### Data rows ###

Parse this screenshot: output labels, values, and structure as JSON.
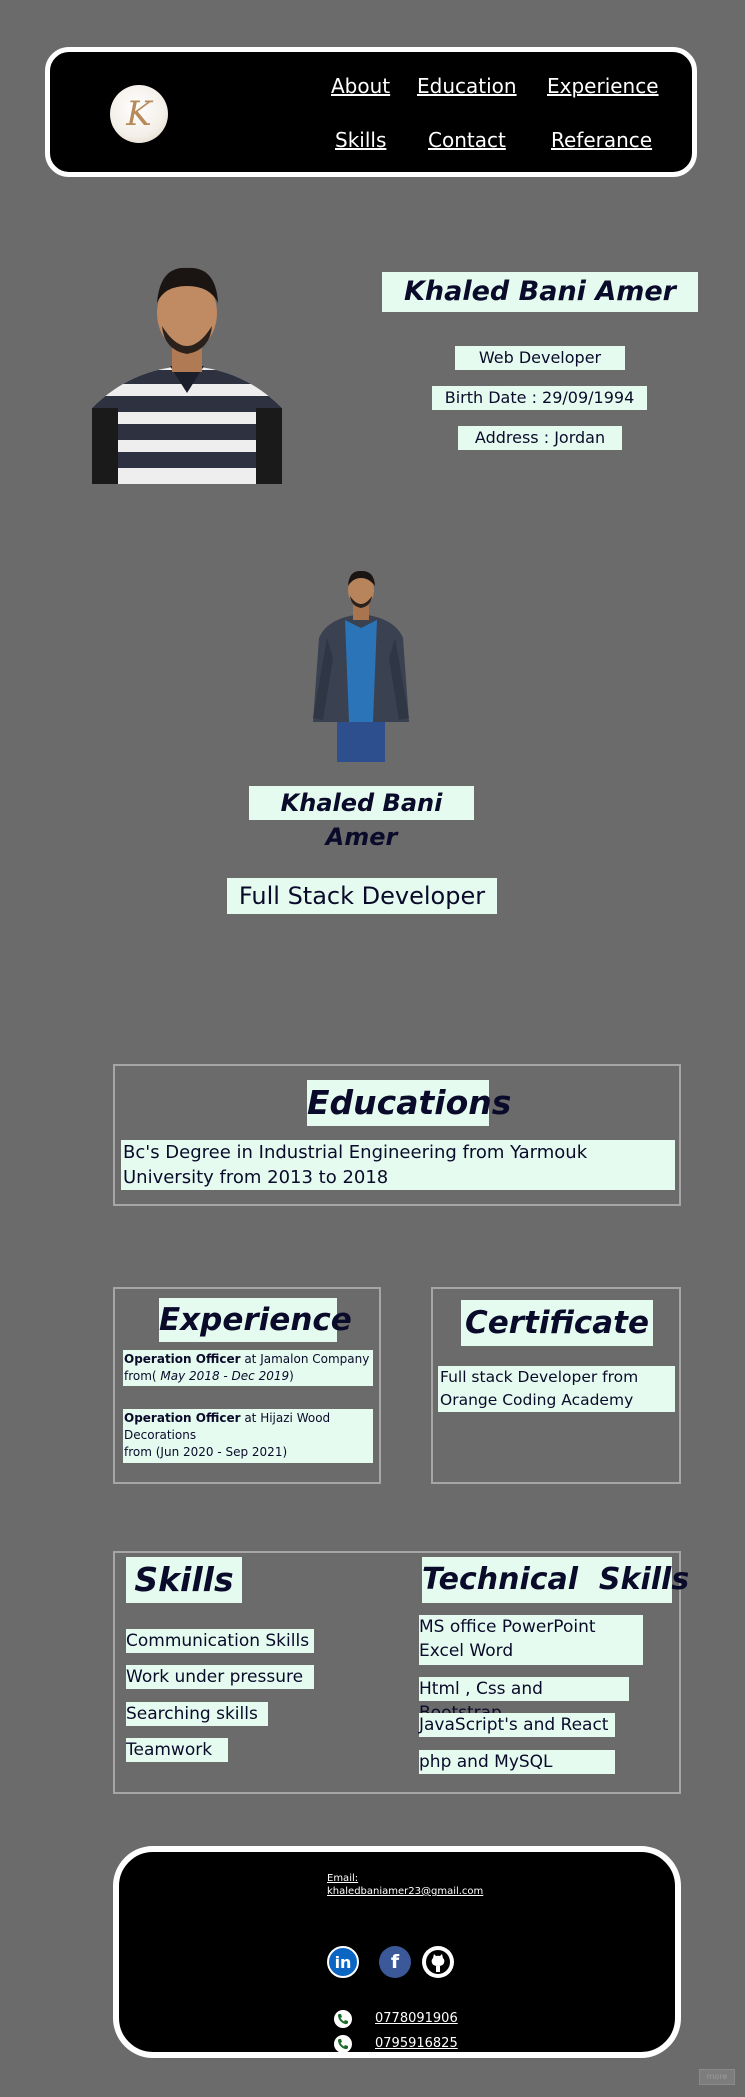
{
  "nav": {
    "logo_letter": "K",
    "links": [
      "About",
      "Education",
      "Experience",
      "Skills",
      "Contact",
      "Referance"
    ]
  },
  "profile": {
    "name": "Khaled Bani Amer",
    "role": "Web Developer",
    "birth": "Birth Date : 29/09/1994",
    "address": "Address : Jordan"
  },
  "hero": {
    "name": "Khaled Bani Amer",
    "title": "Full Stack Developer"
  },
  "education": {
    "heading": "Educations",
    "text": "Bc's Degree in Industrial Engineering from Yarmouk University from 2013 to 2018"
  },
  "experience": {
    "heading": "Experience",
    "jobs": [
      {
        "title": "Operation Officer",
        "company": " at Jamalon Company",
        "from_prefix": "from(",
        "dates": " May 2018 - Dec 2019",
        "from_suffix": ")"
      },
      {
        "title": "Operation Officer",
        "company": " at Hijazi Wood Decorations",
        "dates_plain": "from (Jun 2020 - Sep 2021)"
      }
    ]
  },
  "certificate": {
    "heading": "Certificate",
    "text": "Full stack Developer from Orange Coding Academy"
  },
  "skills": {
    "heading": "Skills",
    "items": [
      "Communication Skills",
      "Work under pressure",
      "Searching skills",
      "Teamwork"
    ]
  },
  "technical": {
    "heading": "Technical  Skills",
    "items": [
      "MS office PowerPoint Excel Word",
      "Html , Css and Bootstrap",
      "JavaScript's and React",
      "php and MySQL"
    ]
  },
  "footer": {
    "email_label": "Email:",
    "email": "khaledbaniamer23@gmail.com",
    "phones": [
      "0778091906",
      "0795916825"
    ],
    "social_icons": [
      "linkedin-icon",
      "facebook-icon",
      "github-icon"
    ],
    "linkedin_glyph": "in",
    "facebook_glyph": "f"
  },
  "corner_badge": "more",
  "colors": {
    "page_bg": "#6b6b6b",
    "box_bg": "#e6fbef",
    "text": "#0a0a2a",
    "linkedin": "#0a66c2",
    "facebook": "#3b5998"
  }
}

###

What this task involves
Take the data above and repeat it exactly, leaving each picture out.

Solution for this exercise
Parse this screenshot: output labels, values, and structure as JSON.
{
  "nav": {
    "logo_letter": "K",
    "links": [
      "About",
      "Education",
      "Experience",
      "Skills",
      "Contact",
      "Referance"
    ]
  },
  "profile": {
    "name": "Khaled Bani Amer",
    "role": "Web Developer",
    "birth": "Birth Date : 29/09/1994",
    "address": "Address : Jordan"
  },
  "hero": {
    "name": "Khaled Bani Amer",
    "title": "Full Stack Developer"
  },
  "education": {
    "heading": "Educations",
    "text": "Bc's Degree in Industrial Engineering from Yarmouk University from 2013 to 2018"
  },
  "experience": {
    "heading": "Experience",
    "jobs": [
      {
        "title": "Operation Officer",
        "company": " at Jamalon Company",
        "from_prefix": "from(",
        "dates": " May 2018 - Dec 2019",
        "from_suffix": ")"
      },
      {
        "title": "Operation Officer",
        "company": " at Hijazi Wood Decorations",
        "dates_plain": "from (Jun 2020 - Sep 2021)"
      }
    ]
  },
  "certificate": {
    "heading": "Certificate",
    "text": "Full stack Developer from Orange Coding Academy"
  },
  "skills": {
    "heading": "Skills",
    "items": [
      "Communication Skills",
      "Work under pressure",
      "Searching skills",
      "Teamwork"
    ]
  },
  "technical": {
    "heading": "Technical  Skills",
    "items": [
      "MS office PowerPoint Excel Word",
      "Html , Css and Bootstrap",
      "JavaScript's and React",
      "php and MySQL"
    ]
  },
  "footer": {
    "email_label": "Email:",
    "email": "khaledbaniamer23@gmail.com",
    "phones": [
      "0778091906",
      "0795916825"
    ],
    "social_icons": [
      "linkedin-icon",
      "facebook-icon",
      "github-icon"
    ],
    "linkedin_glyph": "in",
    "facebook_glyph": "f"
  },
  "corner_badge": "more",
  "colors": {
    "page_bg": "#6b6b6b",
    "box_bg": "#e6fbef",
    "text": "#0a0a2a",
    "linkedin": "#0a66c2",
    "facebook": "#3b5998"
  }
}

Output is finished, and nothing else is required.